Task.
Write the material out again in full, exactly.

Data listing.
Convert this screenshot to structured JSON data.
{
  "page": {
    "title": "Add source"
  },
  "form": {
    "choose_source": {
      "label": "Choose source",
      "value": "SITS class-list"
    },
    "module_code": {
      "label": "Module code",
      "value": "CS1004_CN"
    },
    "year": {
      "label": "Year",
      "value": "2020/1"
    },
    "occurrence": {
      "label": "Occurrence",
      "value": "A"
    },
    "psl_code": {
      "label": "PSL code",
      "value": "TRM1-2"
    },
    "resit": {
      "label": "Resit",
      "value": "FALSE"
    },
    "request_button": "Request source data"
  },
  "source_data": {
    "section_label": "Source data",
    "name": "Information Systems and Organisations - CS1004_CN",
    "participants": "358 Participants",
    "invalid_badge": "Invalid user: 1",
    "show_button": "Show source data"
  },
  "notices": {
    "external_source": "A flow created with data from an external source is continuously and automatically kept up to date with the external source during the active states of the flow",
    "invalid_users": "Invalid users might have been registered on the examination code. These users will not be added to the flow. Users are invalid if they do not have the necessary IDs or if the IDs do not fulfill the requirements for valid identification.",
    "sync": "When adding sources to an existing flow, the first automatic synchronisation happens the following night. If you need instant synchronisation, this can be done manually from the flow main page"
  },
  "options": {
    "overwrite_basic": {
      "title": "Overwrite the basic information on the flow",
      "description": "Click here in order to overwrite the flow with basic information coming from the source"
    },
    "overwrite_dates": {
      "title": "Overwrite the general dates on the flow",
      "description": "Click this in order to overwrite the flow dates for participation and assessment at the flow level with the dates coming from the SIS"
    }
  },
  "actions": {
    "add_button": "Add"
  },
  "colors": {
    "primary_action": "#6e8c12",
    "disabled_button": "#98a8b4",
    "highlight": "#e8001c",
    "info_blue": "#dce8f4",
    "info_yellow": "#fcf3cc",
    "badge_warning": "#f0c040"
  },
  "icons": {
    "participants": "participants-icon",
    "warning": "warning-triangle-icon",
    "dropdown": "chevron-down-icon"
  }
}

Worked answer.
Convert this screenshot to structured JSON data.
{
  "page": {
    "title": "Add source"
  },
  "form": {
    "choose_source": {
      "label": "Choose source",
      "value": "SITS class-list"
    },
    "module_code": {
      "label": "Module code",
      "value": "CS1004_CN"
    },
    "year": {
      "label": "Year",
      "value": "2020/1"
    },
    "occurrence": {
      "label": "Occurrence",
      "value": "A"
    },
    "psl_code": {
      "label": "PSL code",
      "value": "TRM1-2"
    },
    "resit": {
      "label": "Resit",
      "value": "FALSE"
    },
    "request_button": "Request source data"
  },
  "source_data": {
    "section_label": "Source data",
    "name": "Information Systems and Organisations - CS1004_CN",
    "participants": "358 Participants",
    "invalid_badge": "Invalid user: 1",
    "show_button": "Show source data"
  },
  "notices": {
    "external_source": "A flow created with data from an external source is continuously and automatically kept up to date with the external source during the active states of the flow",
    "invalid_users": "Invalid users might have been registered on the examination code. These users will not be added to the flow. Users are invalid if they do not have the necessary IDs or if the IDs do not fulfill the requirements for valid identification.",
    "sync": "When adding sources to an existing flow, the first automatic synchronisation happens the following night. If you need instant synchronisation, this can be done manually from the flow main page"
  },
  "options": {
    "overwrite_basic": {
      "title": "Overwrite the basic information on the flow",
      "description": "Click here in order to overwrite the flow with basic information coming from the source"
    },
    "overwrite_dates": {
      "title": "Overwrite the general dates on the flow",
      "description": "Click this in order to overwrite the flow dates for participation and assessment at the flow level with the dates coming from the SIS"
    }
  },
  "actions": {
    "add_button": "Add"
  },
  "colors": {
    "primary_action": "#6e8c12",
    "disabled_button": "#98a8b4",
    "highlight": "#e8001c",
    "info_blue": "#dce8f4",
    "info_yellow": "#fcf3cc",
    "badge_warning": "#f0c040"
  },
  "icons": {
    "participants": "participants-icon",
    "warning": "warning-triangle-icon",
    "dropdown": "chevron-down-icon"
  }
}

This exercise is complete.